Pull out every line of the records that contains the string "axis". Case counts.

══ Stored rows ══

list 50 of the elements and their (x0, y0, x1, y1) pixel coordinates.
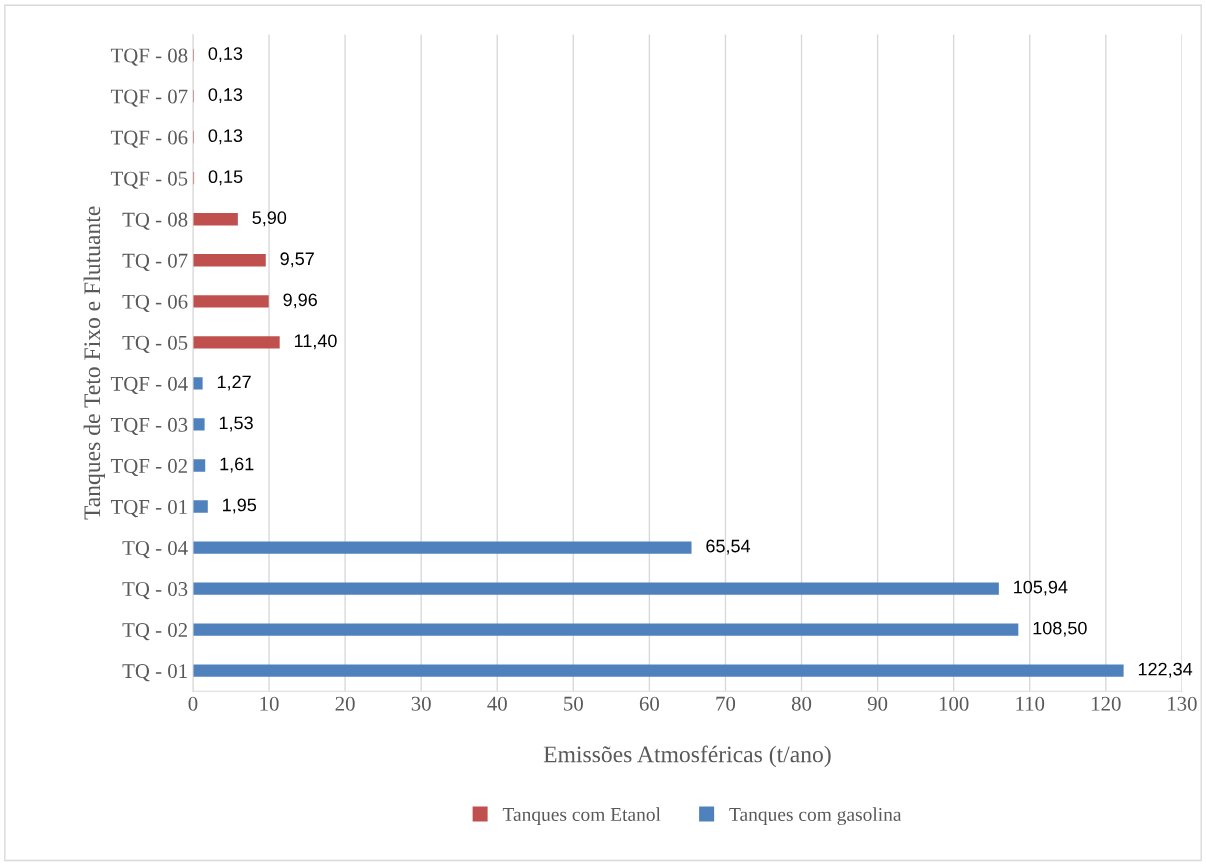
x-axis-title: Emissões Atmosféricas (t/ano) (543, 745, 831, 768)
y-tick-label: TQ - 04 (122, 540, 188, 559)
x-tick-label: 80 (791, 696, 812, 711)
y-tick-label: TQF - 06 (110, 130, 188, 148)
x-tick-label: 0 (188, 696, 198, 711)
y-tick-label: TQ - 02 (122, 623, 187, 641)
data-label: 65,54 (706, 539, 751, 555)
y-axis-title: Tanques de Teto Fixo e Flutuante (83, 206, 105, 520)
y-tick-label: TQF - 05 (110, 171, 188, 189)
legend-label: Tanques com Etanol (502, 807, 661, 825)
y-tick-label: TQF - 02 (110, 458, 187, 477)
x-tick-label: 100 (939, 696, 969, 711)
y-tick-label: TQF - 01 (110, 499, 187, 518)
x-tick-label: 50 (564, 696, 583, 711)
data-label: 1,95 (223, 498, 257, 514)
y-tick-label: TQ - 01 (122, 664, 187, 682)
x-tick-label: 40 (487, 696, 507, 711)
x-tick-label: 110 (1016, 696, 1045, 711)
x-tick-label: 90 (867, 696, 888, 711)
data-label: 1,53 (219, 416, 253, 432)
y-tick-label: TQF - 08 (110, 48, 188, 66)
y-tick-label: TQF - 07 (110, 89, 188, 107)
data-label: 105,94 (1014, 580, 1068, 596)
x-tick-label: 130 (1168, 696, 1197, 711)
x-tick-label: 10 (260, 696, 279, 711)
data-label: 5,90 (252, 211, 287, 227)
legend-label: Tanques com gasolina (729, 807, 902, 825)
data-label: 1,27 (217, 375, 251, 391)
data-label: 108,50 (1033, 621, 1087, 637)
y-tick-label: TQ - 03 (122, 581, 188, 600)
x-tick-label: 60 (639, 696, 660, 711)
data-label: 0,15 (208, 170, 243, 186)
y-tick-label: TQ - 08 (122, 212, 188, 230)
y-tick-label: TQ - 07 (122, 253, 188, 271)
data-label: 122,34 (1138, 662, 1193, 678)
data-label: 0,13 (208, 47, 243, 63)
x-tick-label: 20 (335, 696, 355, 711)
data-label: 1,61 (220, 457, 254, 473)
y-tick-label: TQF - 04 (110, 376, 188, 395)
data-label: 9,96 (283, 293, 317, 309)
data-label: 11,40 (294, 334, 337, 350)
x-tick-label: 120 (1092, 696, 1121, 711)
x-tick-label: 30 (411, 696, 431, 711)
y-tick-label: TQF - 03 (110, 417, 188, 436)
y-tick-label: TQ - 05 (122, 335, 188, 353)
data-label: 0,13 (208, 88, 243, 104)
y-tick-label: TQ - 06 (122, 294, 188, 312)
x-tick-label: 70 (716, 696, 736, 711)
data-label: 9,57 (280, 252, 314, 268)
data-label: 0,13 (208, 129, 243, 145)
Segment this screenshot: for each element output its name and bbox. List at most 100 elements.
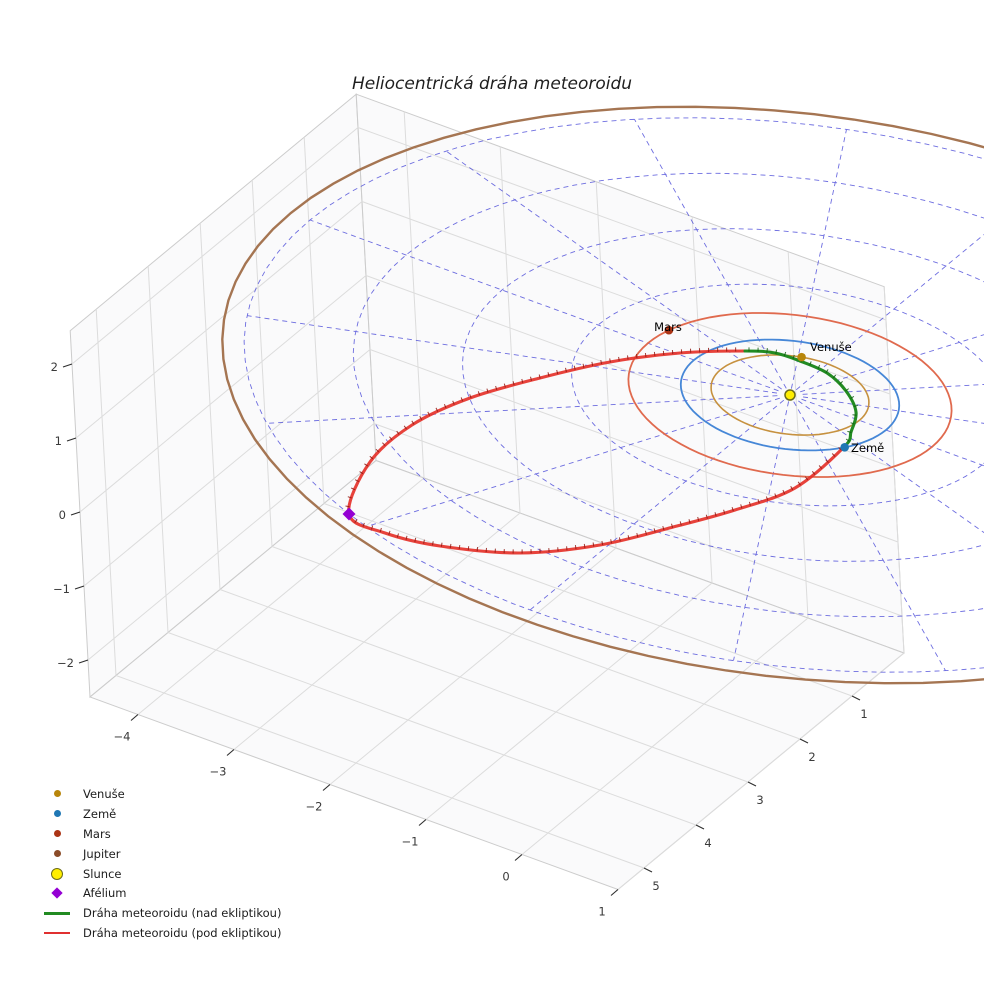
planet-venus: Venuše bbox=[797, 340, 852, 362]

═══

» **Task result**
x-axis-title: Emissões Atmosféricas (t/ano) (543, 745, 831, 768)
y-axis-title: Tanques de Teto Fixo e Flutuante (83, 206, 105, 520)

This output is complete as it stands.